* **Short task**:
Where a line contains the string "temperature", copy that line.

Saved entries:
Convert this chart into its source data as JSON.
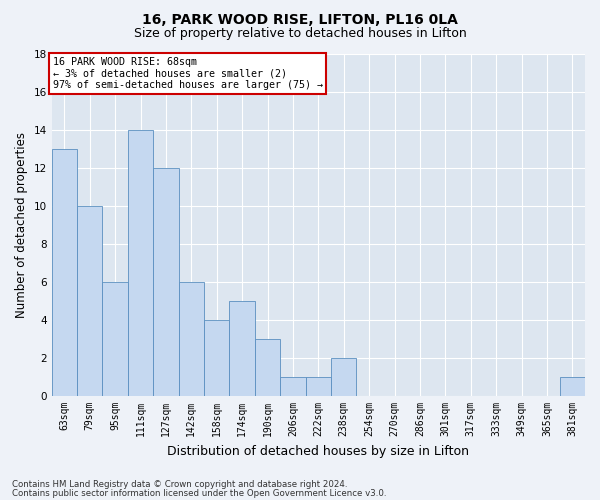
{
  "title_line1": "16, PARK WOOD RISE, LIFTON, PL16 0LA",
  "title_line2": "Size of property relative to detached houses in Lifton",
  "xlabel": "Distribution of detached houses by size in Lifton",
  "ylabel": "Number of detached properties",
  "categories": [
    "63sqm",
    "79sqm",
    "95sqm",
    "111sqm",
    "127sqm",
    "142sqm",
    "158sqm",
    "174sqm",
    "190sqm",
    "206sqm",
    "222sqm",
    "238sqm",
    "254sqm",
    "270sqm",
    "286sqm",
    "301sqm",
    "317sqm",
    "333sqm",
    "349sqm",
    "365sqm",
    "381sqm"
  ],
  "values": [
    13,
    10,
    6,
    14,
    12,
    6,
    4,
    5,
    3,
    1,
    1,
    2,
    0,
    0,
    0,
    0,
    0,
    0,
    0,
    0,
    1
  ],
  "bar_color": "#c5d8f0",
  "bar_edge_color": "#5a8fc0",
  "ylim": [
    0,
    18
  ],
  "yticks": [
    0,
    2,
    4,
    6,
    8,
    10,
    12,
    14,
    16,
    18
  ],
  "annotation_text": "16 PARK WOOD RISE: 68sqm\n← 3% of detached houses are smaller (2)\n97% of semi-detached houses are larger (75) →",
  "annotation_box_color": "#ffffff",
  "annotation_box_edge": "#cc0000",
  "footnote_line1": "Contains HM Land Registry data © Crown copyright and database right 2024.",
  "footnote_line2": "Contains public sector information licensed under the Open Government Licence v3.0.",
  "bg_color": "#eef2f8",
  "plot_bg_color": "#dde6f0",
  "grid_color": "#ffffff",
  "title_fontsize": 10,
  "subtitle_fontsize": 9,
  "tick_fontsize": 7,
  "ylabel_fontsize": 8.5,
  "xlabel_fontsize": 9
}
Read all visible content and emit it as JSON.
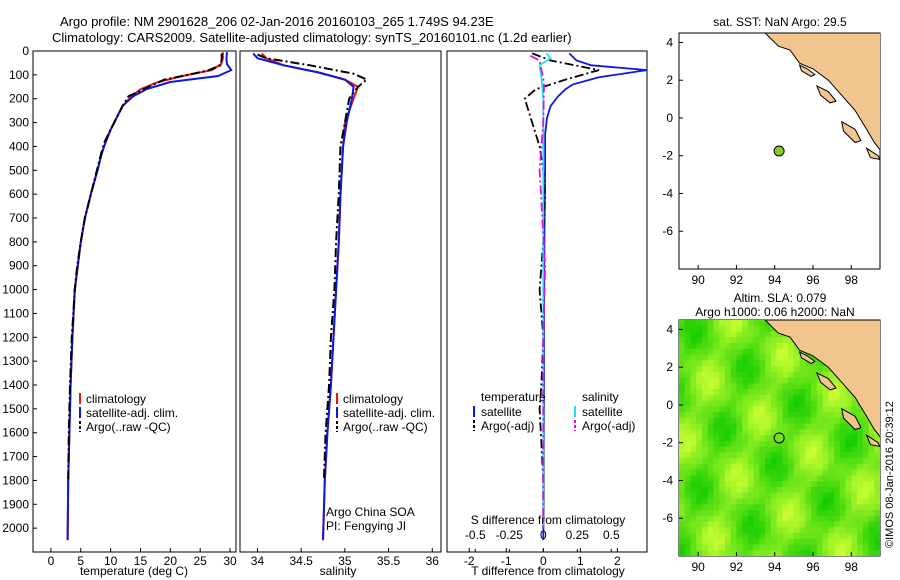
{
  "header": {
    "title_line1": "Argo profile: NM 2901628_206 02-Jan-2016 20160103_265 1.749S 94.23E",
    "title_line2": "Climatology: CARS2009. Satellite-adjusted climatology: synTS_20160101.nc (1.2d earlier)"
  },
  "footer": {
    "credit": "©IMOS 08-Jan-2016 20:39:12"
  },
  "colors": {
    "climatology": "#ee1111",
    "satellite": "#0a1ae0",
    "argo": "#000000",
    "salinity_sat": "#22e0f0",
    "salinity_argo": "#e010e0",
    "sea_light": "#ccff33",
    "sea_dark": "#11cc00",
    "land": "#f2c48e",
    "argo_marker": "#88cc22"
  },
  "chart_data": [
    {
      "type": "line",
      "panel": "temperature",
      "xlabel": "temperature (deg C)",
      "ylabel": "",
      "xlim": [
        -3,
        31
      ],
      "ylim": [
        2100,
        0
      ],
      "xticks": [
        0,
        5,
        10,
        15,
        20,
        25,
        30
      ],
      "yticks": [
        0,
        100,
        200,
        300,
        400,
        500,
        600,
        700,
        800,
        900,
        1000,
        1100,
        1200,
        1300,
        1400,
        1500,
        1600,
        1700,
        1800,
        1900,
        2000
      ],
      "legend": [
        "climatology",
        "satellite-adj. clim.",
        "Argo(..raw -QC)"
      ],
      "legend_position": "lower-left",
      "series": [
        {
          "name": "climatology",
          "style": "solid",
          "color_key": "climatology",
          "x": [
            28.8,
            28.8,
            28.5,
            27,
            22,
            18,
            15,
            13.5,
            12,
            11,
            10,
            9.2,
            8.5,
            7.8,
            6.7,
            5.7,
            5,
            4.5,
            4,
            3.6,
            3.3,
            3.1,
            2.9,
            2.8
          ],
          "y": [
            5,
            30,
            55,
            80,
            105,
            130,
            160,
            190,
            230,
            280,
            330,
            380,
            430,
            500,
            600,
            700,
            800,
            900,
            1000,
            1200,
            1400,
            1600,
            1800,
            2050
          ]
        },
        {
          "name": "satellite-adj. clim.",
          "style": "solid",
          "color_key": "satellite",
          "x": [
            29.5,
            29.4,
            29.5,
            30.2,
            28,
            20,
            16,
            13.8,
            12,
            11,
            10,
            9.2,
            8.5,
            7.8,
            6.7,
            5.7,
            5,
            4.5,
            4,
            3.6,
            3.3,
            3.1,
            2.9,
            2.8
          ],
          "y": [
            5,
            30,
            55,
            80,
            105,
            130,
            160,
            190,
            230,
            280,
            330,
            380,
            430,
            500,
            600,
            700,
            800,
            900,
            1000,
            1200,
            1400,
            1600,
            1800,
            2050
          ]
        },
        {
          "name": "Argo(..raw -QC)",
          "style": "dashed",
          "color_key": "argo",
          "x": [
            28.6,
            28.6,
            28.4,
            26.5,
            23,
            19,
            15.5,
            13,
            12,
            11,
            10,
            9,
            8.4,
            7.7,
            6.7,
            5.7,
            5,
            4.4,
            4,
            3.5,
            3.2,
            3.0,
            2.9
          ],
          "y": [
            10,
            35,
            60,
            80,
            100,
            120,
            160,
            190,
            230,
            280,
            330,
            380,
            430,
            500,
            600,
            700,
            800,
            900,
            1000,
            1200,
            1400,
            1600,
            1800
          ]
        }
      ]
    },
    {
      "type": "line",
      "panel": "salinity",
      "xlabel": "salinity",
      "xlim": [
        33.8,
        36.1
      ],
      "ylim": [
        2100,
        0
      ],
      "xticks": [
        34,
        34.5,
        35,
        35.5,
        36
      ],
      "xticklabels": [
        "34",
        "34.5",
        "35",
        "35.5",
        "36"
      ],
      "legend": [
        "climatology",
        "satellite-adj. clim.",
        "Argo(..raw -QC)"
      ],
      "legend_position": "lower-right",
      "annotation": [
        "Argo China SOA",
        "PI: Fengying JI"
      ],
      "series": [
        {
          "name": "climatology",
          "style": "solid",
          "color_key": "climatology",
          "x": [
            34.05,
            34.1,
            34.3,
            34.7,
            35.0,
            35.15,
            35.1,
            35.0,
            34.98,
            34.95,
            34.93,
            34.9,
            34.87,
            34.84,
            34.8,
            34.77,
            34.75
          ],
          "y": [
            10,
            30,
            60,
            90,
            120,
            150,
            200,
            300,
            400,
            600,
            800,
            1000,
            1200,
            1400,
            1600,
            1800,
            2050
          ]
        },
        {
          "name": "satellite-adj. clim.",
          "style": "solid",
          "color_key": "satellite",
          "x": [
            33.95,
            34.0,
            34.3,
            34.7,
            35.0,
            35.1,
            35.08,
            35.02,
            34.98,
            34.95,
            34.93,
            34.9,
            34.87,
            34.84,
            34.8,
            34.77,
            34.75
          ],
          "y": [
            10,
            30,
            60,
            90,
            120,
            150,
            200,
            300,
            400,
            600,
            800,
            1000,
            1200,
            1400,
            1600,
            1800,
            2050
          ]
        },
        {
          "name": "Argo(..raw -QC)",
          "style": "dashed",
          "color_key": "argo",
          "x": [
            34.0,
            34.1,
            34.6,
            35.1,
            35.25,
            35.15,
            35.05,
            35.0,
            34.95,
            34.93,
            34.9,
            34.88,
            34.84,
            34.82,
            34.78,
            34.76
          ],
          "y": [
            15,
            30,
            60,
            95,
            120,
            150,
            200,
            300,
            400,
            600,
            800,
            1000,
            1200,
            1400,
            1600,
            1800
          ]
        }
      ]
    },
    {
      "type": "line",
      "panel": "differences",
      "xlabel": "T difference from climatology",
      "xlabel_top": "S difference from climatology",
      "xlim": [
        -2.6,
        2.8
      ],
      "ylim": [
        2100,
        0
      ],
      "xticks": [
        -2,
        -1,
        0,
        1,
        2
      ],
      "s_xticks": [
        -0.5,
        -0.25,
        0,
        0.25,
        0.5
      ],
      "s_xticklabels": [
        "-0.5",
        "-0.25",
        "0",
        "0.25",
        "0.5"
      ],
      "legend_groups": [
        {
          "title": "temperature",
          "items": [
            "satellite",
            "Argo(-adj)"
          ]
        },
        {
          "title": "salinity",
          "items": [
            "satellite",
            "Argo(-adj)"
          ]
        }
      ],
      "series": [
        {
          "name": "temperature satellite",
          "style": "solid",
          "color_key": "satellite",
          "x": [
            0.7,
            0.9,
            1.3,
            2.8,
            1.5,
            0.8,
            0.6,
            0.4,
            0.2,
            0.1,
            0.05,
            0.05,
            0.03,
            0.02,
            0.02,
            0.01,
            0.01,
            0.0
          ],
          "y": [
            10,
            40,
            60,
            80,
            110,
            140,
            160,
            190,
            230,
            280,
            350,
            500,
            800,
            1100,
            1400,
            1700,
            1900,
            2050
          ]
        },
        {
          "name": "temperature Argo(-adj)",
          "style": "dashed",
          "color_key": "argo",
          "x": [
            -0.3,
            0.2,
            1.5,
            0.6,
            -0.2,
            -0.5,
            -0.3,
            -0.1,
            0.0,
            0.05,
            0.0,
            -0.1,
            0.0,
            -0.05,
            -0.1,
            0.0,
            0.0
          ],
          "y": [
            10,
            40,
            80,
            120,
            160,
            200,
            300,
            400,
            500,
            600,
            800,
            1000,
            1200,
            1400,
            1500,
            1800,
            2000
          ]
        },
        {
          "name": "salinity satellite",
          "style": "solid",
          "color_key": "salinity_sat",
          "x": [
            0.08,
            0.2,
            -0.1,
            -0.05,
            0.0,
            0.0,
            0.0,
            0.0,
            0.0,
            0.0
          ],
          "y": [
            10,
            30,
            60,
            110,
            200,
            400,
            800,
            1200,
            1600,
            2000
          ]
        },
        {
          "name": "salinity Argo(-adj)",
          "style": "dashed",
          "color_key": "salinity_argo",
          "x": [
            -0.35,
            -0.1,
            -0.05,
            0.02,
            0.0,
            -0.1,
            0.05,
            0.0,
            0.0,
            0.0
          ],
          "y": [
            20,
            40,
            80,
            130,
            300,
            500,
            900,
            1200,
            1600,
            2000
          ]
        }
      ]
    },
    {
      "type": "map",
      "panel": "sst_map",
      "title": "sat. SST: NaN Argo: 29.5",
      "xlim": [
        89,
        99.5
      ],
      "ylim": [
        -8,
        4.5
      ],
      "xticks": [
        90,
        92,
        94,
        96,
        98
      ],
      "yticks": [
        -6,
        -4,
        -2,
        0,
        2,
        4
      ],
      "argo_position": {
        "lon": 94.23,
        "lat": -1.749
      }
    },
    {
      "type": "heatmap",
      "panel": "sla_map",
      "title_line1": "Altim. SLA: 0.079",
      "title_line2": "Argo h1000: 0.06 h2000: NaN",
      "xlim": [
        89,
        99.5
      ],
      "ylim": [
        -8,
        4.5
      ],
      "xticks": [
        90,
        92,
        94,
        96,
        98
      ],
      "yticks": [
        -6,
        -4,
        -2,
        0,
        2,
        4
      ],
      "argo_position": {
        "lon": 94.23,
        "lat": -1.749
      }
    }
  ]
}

* **Solution for this exercise**:
      "panel": "temperature",
      "xlabel": "temperature (deg C)",
          "title": "temperature",
          "name": "temperature satellite",
          "name": "temperature Argo(-adj)",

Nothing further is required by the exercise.